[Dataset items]
>> BEGIN

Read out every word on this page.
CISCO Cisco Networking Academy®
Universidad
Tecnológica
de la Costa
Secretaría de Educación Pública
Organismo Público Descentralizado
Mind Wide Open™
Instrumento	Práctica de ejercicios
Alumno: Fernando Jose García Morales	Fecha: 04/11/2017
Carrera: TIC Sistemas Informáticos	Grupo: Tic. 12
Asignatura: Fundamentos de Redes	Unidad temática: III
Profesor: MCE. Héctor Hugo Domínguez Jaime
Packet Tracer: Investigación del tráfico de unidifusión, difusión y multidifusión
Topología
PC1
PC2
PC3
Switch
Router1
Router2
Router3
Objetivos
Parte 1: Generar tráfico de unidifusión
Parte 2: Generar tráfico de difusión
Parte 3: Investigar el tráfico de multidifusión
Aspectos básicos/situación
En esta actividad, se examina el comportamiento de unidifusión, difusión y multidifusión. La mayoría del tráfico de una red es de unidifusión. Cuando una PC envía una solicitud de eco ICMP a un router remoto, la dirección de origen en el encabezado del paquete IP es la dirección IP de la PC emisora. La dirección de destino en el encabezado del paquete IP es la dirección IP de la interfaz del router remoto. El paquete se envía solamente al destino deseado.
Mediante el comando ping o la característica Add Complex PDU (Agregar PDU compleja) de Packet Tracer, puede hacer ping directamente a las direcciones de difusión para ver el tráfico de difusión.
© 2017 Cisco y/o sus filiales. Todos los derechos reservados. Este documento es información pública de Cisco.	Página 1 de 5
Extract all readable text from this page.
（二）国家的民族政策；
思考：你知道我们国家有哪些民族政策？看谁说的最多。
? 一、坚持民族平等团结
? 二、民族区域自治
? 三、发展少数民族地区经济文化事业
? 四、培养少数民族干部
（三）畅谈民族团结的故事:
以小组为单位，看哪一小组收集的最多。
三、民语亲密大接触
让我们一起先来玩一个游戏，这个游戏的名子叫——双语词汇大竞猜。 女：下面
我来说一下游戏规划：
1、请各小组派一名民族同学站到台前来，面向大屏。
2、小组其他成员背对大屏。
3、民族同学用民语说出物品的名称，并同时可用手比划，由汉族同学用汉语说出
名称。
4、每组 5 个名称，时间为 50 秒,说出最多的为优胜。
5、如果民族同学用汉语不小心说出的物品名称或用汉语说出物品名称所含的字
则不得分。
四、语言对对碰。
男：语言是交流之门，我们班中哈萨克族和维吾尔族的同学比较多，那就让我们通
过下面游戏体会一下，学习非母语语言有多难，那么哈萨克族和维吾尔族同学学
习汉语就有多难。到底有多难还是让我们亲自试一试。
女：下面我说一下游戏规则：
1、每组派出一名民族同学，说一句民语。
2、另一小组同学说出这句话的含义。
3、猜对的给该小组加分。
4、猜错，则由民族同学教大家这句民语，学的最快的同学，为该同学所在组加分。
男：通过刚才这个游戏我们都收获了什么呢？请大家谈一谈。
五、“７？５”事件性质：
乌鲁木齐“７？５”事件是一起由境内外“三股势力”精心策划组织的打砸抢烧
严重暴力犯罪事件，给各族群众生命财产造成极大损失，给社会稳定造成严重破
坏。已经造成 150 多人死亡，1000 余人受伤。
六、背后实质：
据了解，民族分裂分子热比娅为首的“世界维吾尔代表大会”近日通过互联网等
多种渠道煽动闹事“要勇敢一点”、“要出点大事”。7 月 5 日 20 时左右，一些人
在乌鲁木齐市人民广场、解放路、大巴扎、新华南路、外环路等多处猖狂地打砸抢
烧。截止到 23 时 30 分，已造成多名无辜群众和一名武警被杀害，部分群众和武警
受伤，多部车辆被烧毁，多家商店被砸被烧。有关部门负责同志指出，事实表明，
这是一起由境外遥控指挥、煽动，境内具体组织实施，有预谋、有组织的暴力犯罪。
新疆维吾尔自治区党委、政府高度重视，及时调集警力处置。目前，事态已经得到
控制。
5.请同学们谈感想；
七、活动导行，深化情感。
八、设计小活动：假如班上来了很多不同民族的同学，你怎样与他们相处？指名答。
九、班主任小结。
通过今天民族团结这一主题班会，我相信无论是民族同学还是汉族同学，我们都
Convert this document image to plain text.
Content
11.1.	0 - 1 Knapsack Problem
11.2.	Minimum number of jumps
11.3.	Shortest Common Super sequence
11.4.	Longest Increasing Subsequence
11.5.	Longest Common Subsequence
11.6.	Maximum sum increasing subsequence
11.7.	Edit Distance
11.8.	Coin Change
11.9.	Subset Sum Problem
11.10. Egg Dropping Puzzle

>> END

- [Instruction]
Repeat the data verbatim.

- [Reply to the exercise]
Read out every word on this page.
CISCO Cisco Networking Academy®
Universidad
Tecnológica
de la Costa
Secretaría de Educación Pública
Organismo Público Descentralizado
Mind Wide Open™
Instrumento	Práctica de ejercicios
Alumno: Fernando Jose García Morales	Fecha: 04/11/2017
Carrera: TIC Sistemas Informáticos	Grupo: Tic. 12
Asignatura: Fundamentos de Redes	Unidad temática: III
Profesor: MCE. Héctor Hugo Domínguez Jaime
Packet Tracer: Investigación del tráfico de unidifusión, difusión y multidifusión
Topología
PC1
PC2
PC3
Switch
Router1
Router2
Router3
Objetivos
Parte 1: Generar tráfico de unidifusión
Parte 2: Generar tráfico de difusión
Parte 3: Investigar el tráfico de multidifusión
Aspectos básicos/situación
En esta actividad, se examina el comportamiento de unidifusión, difusión y multidifusión. La mayoría del tráfico de una red es de unidifusión. Cuando una PC envía una solicitud de eco ICMP a un router remoto, la dirección de origen en el encabezado del paquete IP es la dirección IP de la PC emisora. La dirección de destino en el encabezado del paquete IP es la dirección IP de la interfaz del router remoto. El paquete se envía solamente al destino deseado.
Mediante el comando ping o la característica Add Complex PDU (Agregar PDU compleja) de Packet Tracer, puede hacer ping directamente a las direcciones de difusión para ver el tráfico de difusión.
© 2017 Cisco y/o sus filiales. Todos los derechos reservados. Este documento es información pública de Cisco.	Página 1 de 5
Extract all readable text from this page.
（二）国家的民族政策；
思考：你知道我们国家有哪些民族政策？看谁说的最多。
? 一、坚持民族平等团结
? 二、民族区域自治
? 三、发展少数民族地区经济文化事业
? 四、培养少数民族干部
（三）畅谈民族团结的故事:
以小组为单位，看哪一小组收集的最多。
三、民语亲密大接触
让我们一起先来玩一个游戏，这个游戏的名子叫——双语词汇大竞猜。 女：下面
我来说一下游戏规划：
1、请各小组派一名民族同学站到台前来，面向大屏。
2、小组其他成员背对大屏。
3、民族同学用民语说出物品的名称，并同时可用手比划，由汉族同学用汉语说出
名称。
4、每组 5 个名称，时间为 50 秒,说出最多的为优胜。
5、如果民族同学用汉语不小心说出的物品名称或用汉语说出物品名称所含的字
则不得分。
四、语言对对碰。
男：语言是交流之门，我们班中哈萨克族和维吾尔族的同学比较多，那就让我们通
过下面游戏体会一下，学习非母语语言有多难，那么哈萨克族和维吾尔族同学学
习汉语就有多难。到底有多难还是让我们亲自试一试。
女：下面我说一下游戏规则：
1、每组派出一名民族同学，说一句民语。
2、另一小组同学说出这句话的含义。
3、猜对的给该小组加分。
4、猜错，则由民族同学教大家这句民语，学的最快的同学，为该同学所在组加分。
男：通过刚才这个游戏我们都收获了什么呢？请大家谈一谈。
五、“７？５”事件性质：
乌鲁木齐“７？５”事件是一起由境内外“三股势力”精心策划组织的打砸抢烧
严重暴力犯罪事件，给各族群众生命财产造成极大损失，给社会稳定造成严重破
坏。已经造成 150 多人死亡，1000 余人受伤。
六、背后实质：
据了解，民族分裂分子热比娅为首的“世界维吾尔代表大会”近日通过互联网等
多种渠道煽动闹事“要勇敢一点”、“要出点大事”。7 月 5 日 20 时左右，一些人
在乌鲁木齐市人民广场、解放路、大巴扎、新华南路、外环路等多处猖狂地打砸抢
烧。截止到 23 时 30 分，已造成多名无辜群众和一名武警被杀害，部分群众和武警
受伤，多部车辆被烧毁，多家商店被砸被烧。有关部门负责同志指出，事实表明，
这是一起由境外遥控指挥、煽动，境内具体组织实施，有预谋、有组织的暴力犯罪。
新疆维吾尔自治区党委、政府高度重视，及时调集警力处置。目前，事态已经得到
控制。
5.请同学们谈感想；
七、活动导行，深化情感。
八、设计小活动：假如班上来了很多不同民族的同学，你怎样与他们相处？指名答。
九、班主任小结。
通过今天民族团结这一主题班会，我相信无论是民族同学还是汉族同学，我们都
Convert this document image to plain text.
Content
11.1.	0 - 1 Knapsack Problem
11.2.	Minimum number of jumps
11.3.	Shortest Common Super sequence
11.4.	Longest Increasing Subsequence
11.5.	Longest Common Subsequence
11.6.	Maximum sum increasing subsequence
11.7.	Edit Distance
11.8.	Coin Change
11.9.	Subset Sum Problem
11.10. Egg Dropping Puzzle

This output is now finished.